• _Задание_
Ответьте по отрывку о семье Айвазовского:
1. В каком году был создан «Портрет бабушки Ашхен»?
2. Как отец Ивана писал свою фамилию после переезда в Феодосию?
3. Сколько языков освоил средний сын Габриэл?

• _Приведённый отрывок_
- - - -

Деда будущего художника звали Григор, бабушку – Ашхен. Известен «Портрет бабушки Ашхен», созданный И. К. Айвазовским в 1858 году, в котором ощущается и почтение, и то глубокое чувство, которое испытывал к ней художник. Отец Ивана (Ованеса) Геворк Айваз (Гайвазовский), привыкнув к особенностям жизни во Львове, даже после переезда в Феодосию по-прежнему писал свою фамилию на польский манер «Гайвазовский». Таков полонизированный вариант написания армянской фамилии Айвазян. Почему его отец решился на переселение в Крым, рассказывает в автобиографии Иван Айвазовский, кратко упоминая о том, что после ссоры с братьями Геворк в юные годы покинул Галицию, обосновался в Дунайских княжествах (Молдавии и Валахии), где занимался торговлей, а позже перебрался в Феодосию. Он, несомненно, был незаурядным человеком, полиглотом: помимо русского, «свободно говорил на шести языках: турецком, армянском, венгерском, немецком, еврейском, цыганском, также владел почти всеми наречиями нынешних дунайских княжеств…»[12]. Эту уникальную способность от него унаследовал средний сын Габриэл. Он даже превзошел отца – освоил девять языков. Но младшего сына Геворка Ованеса (Ивана) отличали еще более замечательные способности, но не к языкам, а к искусствам.

- - - -

• _Показанные данные_

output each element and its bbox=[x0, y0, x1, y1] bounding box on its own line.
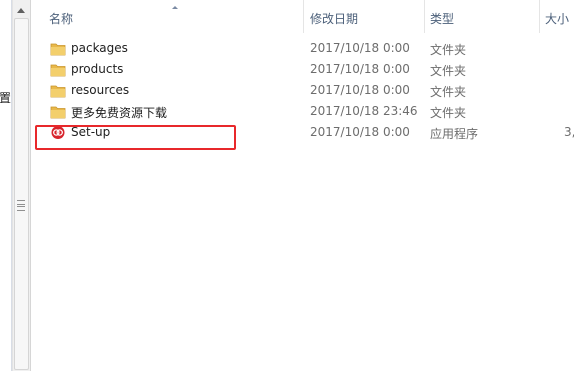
folder-icon bbox=[50, 64, 66, 77]
file-type: 文件夹 bbox=[430, 43, 467, 57]
folder-icon bbox=[50, 106, 66, 119]
column-divider[interactable] bbox=[539, 0, 540, 33]
file-type: 文件夹 bbox=[430, 106, 467, 120]
file-name[interactable]: packages bbox=[71, 41, 128, 55]
column-header-type[interactable]: 类型 bbox=[430, 0, 454, 33]
file-row[interactable]: packages 2017/10/18 0:00 文件夹 bbox=[31, 38, 574, 59]
file-modified: 2017/10/18 23:46 bbox=[310, 104, 418, 118]
folder-icon bbox=[50, 85, 66, 98]
column-header: 名称 修改日期 类型 大小 bbox=[31, 0, 574, 33]
column-header-modified[interactable]: 修改日期 bbox=[310, 0, 358, 33]
column-header-name[interactable]: 名称 bbox=[49, 0, 73, 33]
folder-icon bbox=[50, 43, 66, 56]
file-name[interactable]: resources bbox=[71, 83, 129, 97]
file-modified: 2017/10/18 0:00 bbox=[310, 125, 410, 139]
file-type: 文件夹 bbox=[430, 64, 467, 78]
scrollbar-grip-icon bbox=[17, 200, 25, 211]
annotation-highlight-box bbox=[35, 125, 236, 150]
file-type: 应用程序 bbox=[430, 127, 479, 141]
file-modified: 2017/10/18 0:00 bbox=[310, 62, 410, 76]
file-row[interactable]: products 2017/10/18 0:00 文件夹 bbox=[31, 59, 574, 80]
file-modified: 2017/10/18 0:00 bbox=[310, 41, 410, 55]
nav-item-partial[interactable]: 置 bbox=[0, 89, 11, 106]
navigation-pane-scrollbar[interactable] bbox=[12, 0, 31, 371]
file-modified: 2017/10/18 0:00 bbox=[310, 83, 410, 97]
file-row[interactable]: 更多免费资源下载 2017/10/18 23:46 文件夹 bbox=[31, 101, 574, 122]
sort-ascending-icon bbox=[172, 6, 178, 9]
column-header-size[interactable]: 大小 bbox=[545, 0, 569, 33]
file-size: 3, bbox=[564, 125, 574, 139]
scroll-up-arrow-icon[interactable] bbox=[17, 8, 25, 13]
column-divider[interactable] bbox=[424, 0, 425, 33]
file-name[interactable]: products bbox=[71, 62, 123, 76]
file-type: 文件夹 bbox=[430, 85, 467, 99]
column-divider[interactable] bbox=[303, 0, 304, 33]
scrollbar-thumb[interactable] bbox=[14, 18, 29, 370]
navigation-pane: 置 bbox=[0, 0, 12, 371]
file-row[interactable]: resources 2017/10/18 0:00 文件夹 bbox=[31, 80, 574, 101]
file-explorer: 置 名称 修改日期 类型 大小 packages 2017/10/18 0:00… bbox=[0, 0, 574, 371]
file-name[interactable]: 更多免费资源下载 bbox=[71, 104, 167, 121]
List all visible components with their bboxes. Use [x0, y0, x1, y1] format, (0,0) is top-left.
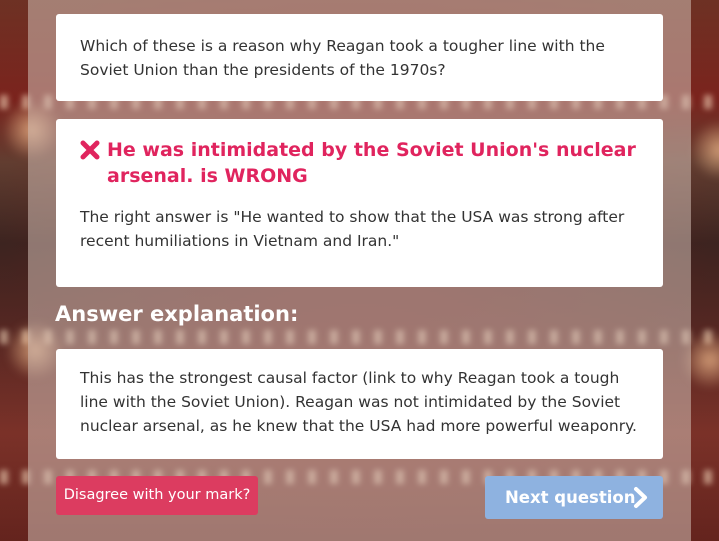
wrong-answer-heading: He was intimidated by the Soviet Union's… [80, 137, 639, 189]
right-answer-text: The right answer is "He wanted to show t… [80, 208, 625, 250]
next-question-button[interactable]: Next question [485, 476, 663, 519]
cross-icon [80, 140, 100, 160]
disagree-button[interactable]: Disagree with your mark? [56, 476, 258, 515]
chevron-right-icon [634, 487, 647, 508]
question-card: Which of these is a reason why Reagan to… [56, 14, 663, 101]
next-question-label: Next question [505, 488, 636, 507]
wrong-answer-title: He was intimidated by the Soviet Union's… [107, 139, 636, 187]
explanation-card: This has the strongest causal factor (li… [56, 349, 663, 459]
explanation-heading: Answer explanation: [55, 302, 299, 326]
explanation-text: This has the strongest causal factor (li… [80, 369, 637, 435]
question-text: Which of these is a reason why Reagan to… [80, 37, 605, 79]
result-card: He was intimidated by the Soviet Union's… [56, 119, 663, 287]
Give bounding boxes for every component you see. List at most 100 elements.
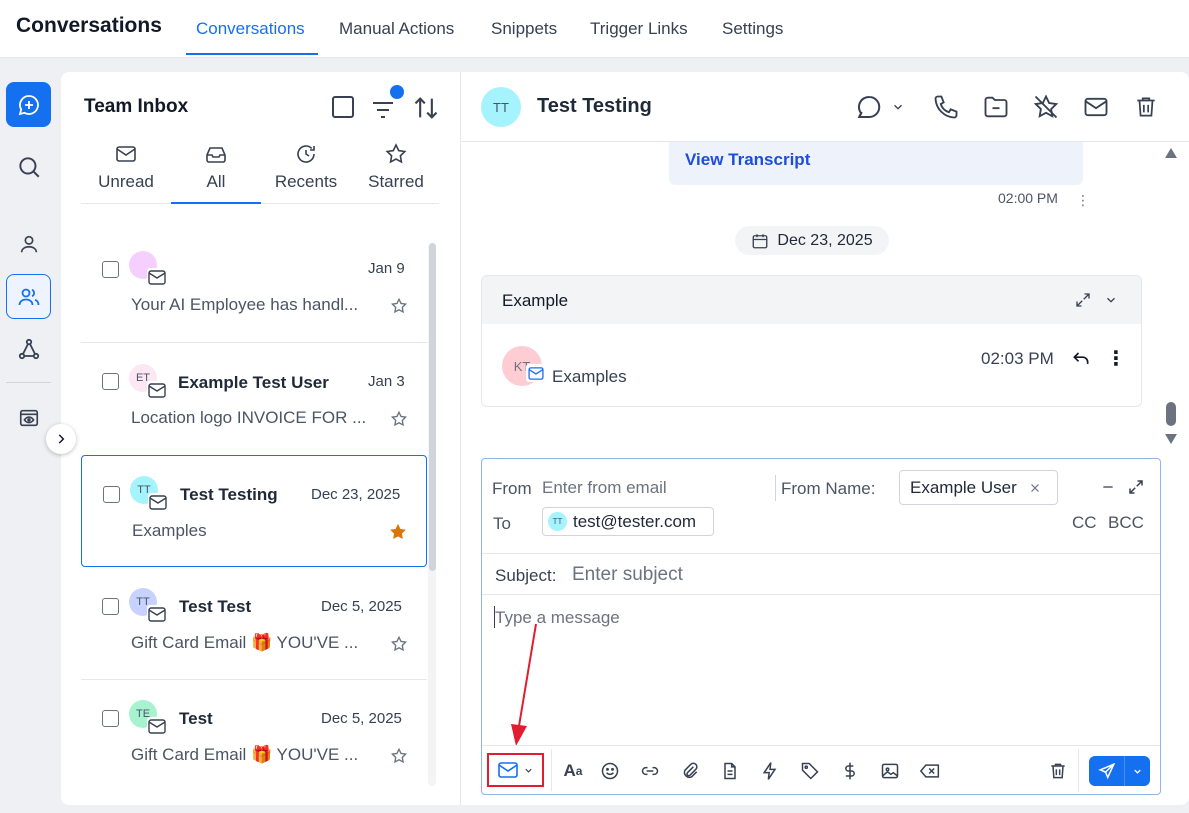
contact-name[interactable]: Test Testing bbox=[537, 95, 652, 118]
from-email-input[interactable]: Enter from email bbox=[542, 478, 667, 498]
subject-label: Subject: bbox=[495, 566, 557, 585]
scroll-up-arrow-icon[interactable] bbox=[1164, 147, 1178, 159]
tab-manual-actions[interactable]: Manual Actions bbox=[339, 19, 454, 39]
mark-unread-button[interactable] bbox=[1081, 92, 1111, 122]
star-filled-icon[interactable] bbox=[389, 523, 407, 541]
workflows-button[interactable] bbox=[6, 326, 51, 371]
text-format-icon[interactable]: Aa bbox=[561, 759, 585, 783]
calendar-icon bbox=[752, 233, 768, 248]
expand-icon[interactable] bbox=[1074, 291, 1092, 309]
row-checkbox[interactable] bbox=[102, 261, 119, 278]
star-icon[interactable] bbox=[390, 297, 408, 315]
message-options-icon[interactable]: ⋮ bbox=[1076, 192, 1090, 209]
tab-conversations[interactable]: Conversations bbox=[196, 19, 305, 39]
payment-button[interactable] bbox=[838, 759, 862, 783]
expand-icon[interactable] bbox=[1127, 478, 1145, 496]
email-thread-card[interactable]: Example KT Examples 02:03 PM ⋮ bbox=[481, 275, 1142, 407]
folder-minus-icon bbox=[984, 96, 1008, 118]
move-folder-button[interactable] bbox=[981, 92, 1011, 122]
delete-conversation-button[interactable] bbox=[1131, 92, 1161, 122]
minimize-icon[interactable] bbox=[1101, 480, 1115, 494]
send-main[interactable] bbox=[1089, 762, 1124, 780]
top-bar: Conversations Conversations Manual Actio… bbox=[0, 0, 1189, 58]
row-checkbox[interactable] bbox=[102, 598, 119, 615]
preview-button[interactable] bbox=[6, 395, 51, 440]
trigger-button[interactable] bbox=[758, 759, 782, 783]
scroll-down-arrow-icon[interactable] bbox=[1164, 433, 1178, 445]
tab-trigger-links[interactable]: Trigger Links bbox=[590, 19, 688, 39]
cc-button[interactable]: CC bbox=[1072, 513, 1097, 533]
messages-scrollbar-thumb[interactable] bbox=[1166, 402, 1176, 426]
more-options-icon[interactable]: ⋮ bbox=[1106, 346, 1126, 371]
eye-window-icon bbox=[19, 409, 38, 426]
email-card-header[interactable] bbox=[482, 276, 1141, 324]
users-icon bbox=[18, 288, 39, 305]
document-icon bbox=[724, 762, 736, 780]
chevron-down-icon bbox=[894, 104, 902, 110]
ai-agent-dropdown[interactable] bbox=[851, 92, 907, 122]
tab-snippets[interactable]: Snippets bbox=[491, 19, 557, 39]
image-button[interactable] bbox=[878, 759, 902, 783]
filter-tab-starred[interactable]: Starred bbox=[351, 142, 441, 192]
row-preview: Your AI Employee has handl... bbox=[131, 295, 359, 314]
filter-tab-recents[interactable]: Recents bbox=[261, 142, 351, 192]
chevron-down-icon[interactable] bbox=[1104, 293, 1118, 307]
row-date: Jan 9 bbox=[368, 260, 405, 277]
unstar-button[interactable] bbox=[1031, 92, 1061, 122]
paperclip-icon bbox=[683, 762, 698, 779]
inbox-tray-icon bbox=[206, 147, 226, 163]
expand-sidebar-button[interactable] bbox=[46, 424, 76, 454]
clock-history-icon bbox=[297, 145, 315, 163]
send-icon bbox=[1097, 762, 1115, 780]
row-name: Test Test bbox=[179, 597, 252, 616]
image-icon bbox=[881, 763, 899, 779]
tag-button[interactable] bbox=[798, 759, 822, 783]
star-icon[interactable] bbox=[390, 410, 408, 428]
rail-divider bbox=[6, 382, 51, 383]
reply-icon[interactable] bbox=[1071, 348, 1091, 368]
mail-icon bbox=[497, 762, 518, 778]
conversation-row[interactable]: Jan 9 Your AI Employee has handl... bbox=[81, 231, 427, 343]
call-button[interactable] bbox=[931, 92, 961, 122]
star-icon[interactable] bbox=[390, 635, 408, 653]
attach-button[interactable] bbox=[678, 759, 702, 783]
row-checkbox[interactable] bbox=[102, 373, 119, 390]
clear-button[interactable] bbox=[918, 759, 942, 783]
to-recipient-chip[interactable]: TT test@tester.com bbox=[542, 507, 714, 536]
filter-tab-unread[interactable]: Unread bbox=[81, 142, 171, 192]
view-transcript-link[interactable]: View Transcript bbox=[685, 150, 810, 170]
discard-button[interactable] bbox=[1046, 759, 1070, 783]
row-checkbox[interactable] bbox=[102, 710, 119, 727]
bcc-button[interactable]: BCC bbox=[1108, 513, 1144, 533]
tab-settings[interactable]: Settings bbox=[722, 19, 783, 39]
close-icon[interactable] bbox=[1029, 482, 1041, 494]
team-inbox-button[interactable] bbox=[6, 274, 51, 319]
channel-selector-button[interactable] bbox=[487, 753, 544, 787]
row-checkbox[interactable] bbox=[103, 486, 120, 503]
conversation-row[interactable]: TE Test Dec 5, 2025 Gift Card Email 🎁 YO… bbox=[81, 680, 427, 792]
mail-icon bbox=[147, 268, 167, 286]
chevron-down-icon bbox=[524, 768, 532, 773]
emoji-button[interactable] bbox=[598, 759, 622, 783]
from-name-label: From Name: bbox=[781, 479, 876, 498]
new-conversation-button[interactable] bbox=[6, 82, 51, 127]
subject-input[interactable]: Enter subject bbox=[572, 564, 683, 586]
send-options[interactable] bbox=[1125, 766, 1150, 777]
conversation-row[interactable]: ET Example Test User Jan 3 Location logo… bbox=[81, 344, 427, 456]
insert-link-button[interactable] bbox=[638, 759, 662, 783]
conversation-row-selected[interactable]: TT Test Testing Dec 23, 2025 Examples bbox=[81, 455, 427, 567]
filter-button[interactable] bbox=[370, 85, 404, 122]
select-all-checkbox[interactable] bbox=[332, 96, 354, 118]
from-name-chip[interactable]: Example User bbox=[899, 470, 1058, 505]
filter-tab-all[interactable]: All bbox=[171, 142, 261, 192]
search-button[interactable] bbox=[6, 144, 51, 189]
recipient-avatar: TT bbox=[548, 512, 567, 531]
star-icon[interactable] bbox=[390, 747, 408, 765]
inbox-scrollbar-thumb[interactable] bbox=[429, 243, 436, 571]
contacts-button[interactable] bbox=[6, 221, 51, 266]
conversation-row[interactable]: TT Test Test Dec 5, 2025 Gift Card Email… bbox=[81, 568, 427, 680]
send-button[interactable] bbox=[1089, 756, 1150, 786]
dollar-icon bbox=[845, 762, 855, 780]
sort-button[interactable] bbox=[412, 94, 440, 122]
template-button[interactable] bbox=[718, 759, 742, 783]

- - - -

• _Решение_
1. В 1858 году.
2. «Гайвазовский».
3. Девять.